> [WRITTEN EXERCISE]:
Exactly as given, repeat all of the entries.

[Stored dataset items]
┌──
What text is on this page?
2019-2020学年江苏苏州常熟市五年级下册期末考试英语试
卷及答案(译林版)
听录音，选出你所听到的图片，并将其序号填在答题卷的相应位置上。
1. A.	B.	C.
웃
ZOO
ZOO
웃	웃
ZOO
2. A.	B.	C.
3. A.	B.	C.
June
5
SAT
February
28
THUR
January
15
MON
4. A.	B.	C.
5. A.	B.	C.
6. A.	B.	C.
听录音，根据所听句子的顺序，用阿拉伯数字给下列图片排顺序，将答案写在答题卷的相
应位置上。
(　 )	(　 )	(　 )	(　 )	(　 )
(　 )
└──
> [SOLUTION FOR THIS TASK]:
What text is on this page?
2019-2020学年江苏苏州常熟市五年级下册期末考试英语试
卷及答案(译林版)
听录音，选出你所听到的图片，并将其序号填在答题卷的相应位置上。
1. A.	B.	C.
웃
ZOO
ZOO
웃	웃
ZOO
2. A.	B.	C.
3. A.	B.	C.
June
5
SAT
February
28
THUR
January
15
MON
4. A.	B.	C.
5. A.	B.	C.
6. A.	B.	C.
听录音，根据所听句子的顺序，用阿拉伯数字给下列图片排顺序，将答案写在答题卷的相
应位置上。
(　 )	(　 )	(　 )	(　 )	(　 )
(　 )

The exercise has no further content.